■ **WHAT TO WORK ON**: Write out every entry, unchanged. Skip any picture.

— Start of SUPPLIED RECORDS —

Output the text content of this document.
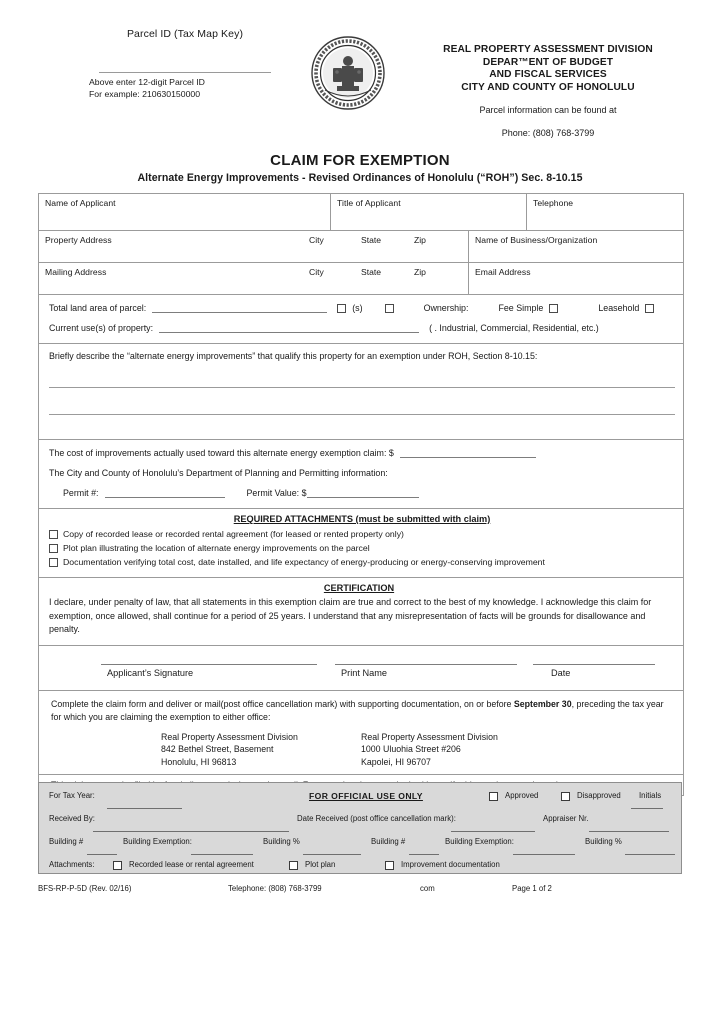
Parcel ID (Tax Map Key)
Above enter 12-digit Parcel ID
For example: 210630150000
REAL PROPERTY ASSESSMENT DIVISION
DEPAR™ENT OF BUDGET
AND FISCAL SERVICES
CITY AND COUNTY OF HONOLULU
Parcel information can be found at
Phone: (808) 768-3799
CLAIM FOR EXEMPTION
Alternate Energy Improvements - Revised Ordinances of Honolulu (“ROH”) Sec. 8-10.15
Name of Applicant	Title of Applicant	Telephone
Property Address	City	State	Zip	Name of Business/Organization
Mailing Address	City	State	Zip	Email Address
Total land area of parcel:	(s)	Ownership:	Fee Simple	Leasehold
Current use(s) of property:	( . Industrial, Commercial, Residential, etc.)
Briefly describe the “alternate energy improvements” that qualify this property for an exemption under ROH, Section 8-10.15:
The cost of improvements actually used toward this alternate energy exemption claim: $
The City and County of Honolulu’s Department of Planning and Permitting information:
Permit #:	Permit Value: $
REQUIRED ATTACHMENTS (must be submitted with claim)
Copy of recorded lease or recorded rental agreement (for leased or rented property only)
Plot plan illustrating the location of alternate energy improvements on the parcel
Documentation verifying total cost, date installed, and life expectancy of energy-producing or energy-conserving improvement
CERTIFICATION
I declare, under penalty of law, that all statements in this exemption claim are true and correct to the best of my knowledge. I acknowledge this claim for exemption, once allowed, shall continue for a period of 25 years. I understand that any misrepresentation of facts will be grounds for disallowance and penalty.
Applicant’s Signature	Print Name	Date
Complete the claim form and deliver or mail(post office cancellation mark) with supporting documentation, on or before September 30, preceding the tax year for which you are claiming the exemption to either office:
Real Property Assessment Division
842 Bethel Street, Basement
Honolulu, HI 96813
Real Property Assessment Division
1000 Uluohia Street #206
Kapolei, HI 96707
For Tax Year:	FOR OFFICIAL USE ONLY	Approved	Disapproved Initials
Received By:	Date Received (post office cancellation mark):	Appraiser Nr.
Building #	Building Exemption:	Building %	Building #	Building Exemption:	Building %
Attachments:	Recorded lease or rental agreement	Plot plan	Improvement documentation
BFS-RP-P-5D (Rev. 02/16)	Telephone: (808) 768-3799	com	Page 1 of 2
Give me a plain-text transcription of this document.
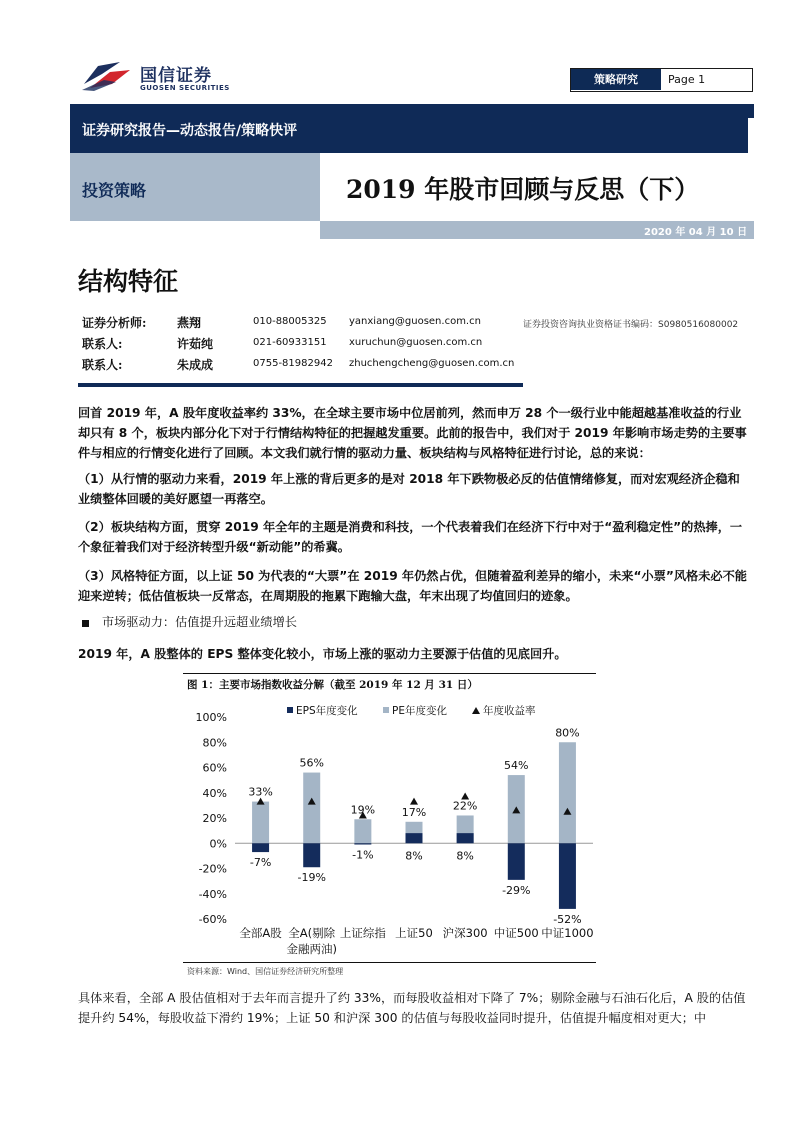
国信证券
GUOSEN SECURITIES
策略研究	Page 1
证券研究报告—动态报告/策略快评
投资策略	2019 年股市回顾与反思（下）
2020 年 04 月 10 日
结构特征
证券分析师:	燕翔	010-88005325 yanxiang@guosen.com.cn	证券投资咨询执业资格证书编码：S0980516080002
联系人:	许茹纯	021-60933151 xuruchun@guosen.com.cn
联系人:	朱成成	0755-81982942 zhuchengcheng@guosen.com.cn
回首 2019 年，A 股年度收益率约 33%，在全球主要市场中位居前列，然而申万 28 个一级行业中能超越基准收益的行业却只有 8 个，板块内部分化下对于行情结构特征的把握越发重要。此前的报告中，我们对于 2019 年影响市场走势的主要事件与相应的行情变化进行了回顾。本文我们就行情的驱动力量、板块结构与风格特征进行讨论，总的来说：
（1）从行情的驱动力来看，2019 年上涨的背后更多的是对 2018 年下跌物极必反的估值情绪修复，而对宏观经济企稳和业绩整体回暖的美好愿望一再落空。
（2）板块结构方面，贯穿 2019 年全年的主题是消费和科技，一个代表着我们在经济下行中对于“盈利稳定性”的热捧，一个象征着我们对于经济转型升级“新动能”的希冀。
（3）风格特征方面，以上证 50 为代表的“大票”在 2019 年仍然占优，但随着盈利差异的缩小，未来“小票”风格未必不能迎来逆转；低估值板块一反常态，在周期股的拖累下跑输大盘，年末出现了均值回归的迹象。
市场驱动力：估值提升远超业绩增长
2019 年，A 股整体的 EPS 整体变化较小，市场上涨的驱动力主要源于估值的见底回升。
图 1：主要市场指数收益分解（截至 2019 年 12 月 31 日）
100%
80%
60%
40%
20%
0%
-20%
-40%
-60%
33%
-7%
全部A股
56%
-19%
全A(剔除
金融两油)
19%
-1%
上证综指
17%
8%
上证50
22%
8%
沪深300
54%
-29%
中证500
80%
-52%
中证1000
EPS年度变化	PE年度变化	年度收益率
资料来源：Wind、国信证券经济研究所整理
具体来看，全部 A 股估值相对于去年而言提升了约 33%，而每股收益相对下降了 7%；剔除金融与石油石化后，A 股的估值提升约 54%，每股收益下滑约 19%；上证 50 和沪深 300 的估值与每股收益同时提升，估值提升幅度相对更大；中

— End of SUPPLIED RECORDS —

■ **WORKED ANSWER**:
Output the text content of this document.
Parcel ID (Tax Map Key)
Above enter 12-digit Parcel ID
For example: 210630150000
REAL PROPERTY ASSESSMENT DIVISION
DEPAR™ENT OF BUDGET
AND FISCAL SERVICES
CITY AND COUNTY OF HONOLULU
Parcel information can be found at
Phone: (808) 768-3799
CLAIM FOR EXEMPTION
Alternate Energy Improvements - Revised Ordinances of Honolulu (“ROH”) Sec. 8-10.15
Name of Applicant	Title of Applicant	Telephone
Property Address	City	State	Zip	Name of Business/Organization
Mailing Address	City	State	Zip	Email Address
Total land area of parcel:	(s)	Ownership:	Fee Simple	Leasehold
Current use(s) of property:	( . Industrial, Commercial, Residential, etc.)
Briefly describe the “alternate energy improvements” that qualify this property for an exemption under ROH, Section 8-10.15:
The cost of improvements actually used toward this alternate energy exemption claim: $
The City and County of Honolulu’s Department of Planning and Permitting information:
Permit #:	Permit Value: $
REQUIRED ATTACHMENTS (must be submitted with claim)
Copy of recorded lease or recorded rental agreement (for leased or rented property only)
Plot plan illustrating the location of alternate energy improvements on the parcel
Documentation verifying total cost, date installed, and life expectancy of energy-producing or energy-conserving improvement
CERTIFICATION
I declare, under penalty of law, that all statements in this exemption claim are true and correct to the best of my knowledge. I acknowledge this claim for exemption, once allowed, shall continue for a period of 25 years. I understand that any misrepresentation of facts will be grounds for disallowance and penalty.
Applicant’s Signature	Print Name	Date
Complete the claim form and deliver or mail(post office cancellation mark) with supporting documentation, on or before September 30, preceding the tax year for which you are claiming the exemption to either office:
Real Property Assessment Division
842 Bethel Street, Basement
Honolulu, HI 96813
Real Property Assessment Division
1000 Uluohia Street #206
Kapolei, HI 96707
For Tax Year:	FOR OFFICIAL USE ONLY	Approved	Disapproved Initials
Received By:	Date Received (post office cancellation mark):	Appraiser Nr.
Building #	Building Exemption:	Building %	Building #	Building Exemption:	Building %
Attachments:	Recorded lease or rental agreement	Plot plan	Improvement documentation
BFS-RP-P-5D (Rev. 02/16)	Telephone: (808) 768-3799	com	Page 1 of 2
Give me a plain-text transcription of this document.
国信证券
GUOSEN SECURITIES
策略研究	Page 1
证券研究报告—动态报告/策略快评
投资策略	2019 年股市回顾与反思（下）
2020 年 04 月 10 日
结构特征
证券分析师:	燕翔	010-88005325 yanxiang@guosen.com.cn	证券投资咨询执业资格证书编码：S0980516080002
联系人:	许茹纯	021-60933151 xuruchun@guosen.com.cn
联系人:	朱成成	0755-81982942 zhuchengcheng@guosen.com.cn
回首 2019 年，A 股年度收益率约 33%，在全球主要市场中位居前列，然而申万 28 个一级行业中能超越基准收益的行业却只有 8 个，板块内部分化下对于行情结构特征的把握越发重要。此前的报告中，我们对于 2019 年影响市场走势的主要事件与相应的行情变化进行了回顾。本文我们就行情的驱动力量、板块结构与风格特征进行讨论，总的来说：
（1）从行情的驱动力来看，2019 年上涨的背后更多的是对 2018 年下跌物极必反的估值情绪修复，而对宏观经济企稳和业绩整体回暖的美好愿望一再落空。
（2）板块结构方面，贯穿 2019 年全年的主题是消费和科技，一个代表着我们在经济下行中对于“盈利稳定性”的热捧，一个象征着我们对于经济转型升级“新动能”的希冀。
（3）风格特征方面，以上证 50 为代表的“大票”在 2019 年仍然占优，但随着盈利差异的缩小，未来“小票”风格未必不能迎来逆转；低估值板块一反常态，在周期股的拖累下跑输大盘，年末出现了均值回归的迹象。
市场驱动力：估值提升远超业绩增长
2019 年，A 股整体的 EPS 整体变化较小，市场上涨的驱动力主要源于估值的见底回升。
图 1：主要市场指数收益分解（截至 2019 年 12 月 31 日）
100%
80%
60%
40%
20%
0%
-20%
-40%
-60%
33%
-7%
全部A股
56%
-19%
全A(剔除
金融两油)
19%
-1%
上证综指
17%
8%
上证50
22%
8%
沪深300
54%
-29%
中证500
80%
-52%
中证1000
EPS年度变化	PE年度变化	年度收益率
资料来源：Wind、国信证券经济研究所整理
具体来看，全部 A 股估值相对于去年而言提升了约 33%，而每股收益相对下降了 7%；剔除金融与石油石化后，A 股的估值提升约 54%，每股收益下滑约 19%；上证 50 和沪深 300 的估值与每股收益同时提升，估值提升幅度相对更大；中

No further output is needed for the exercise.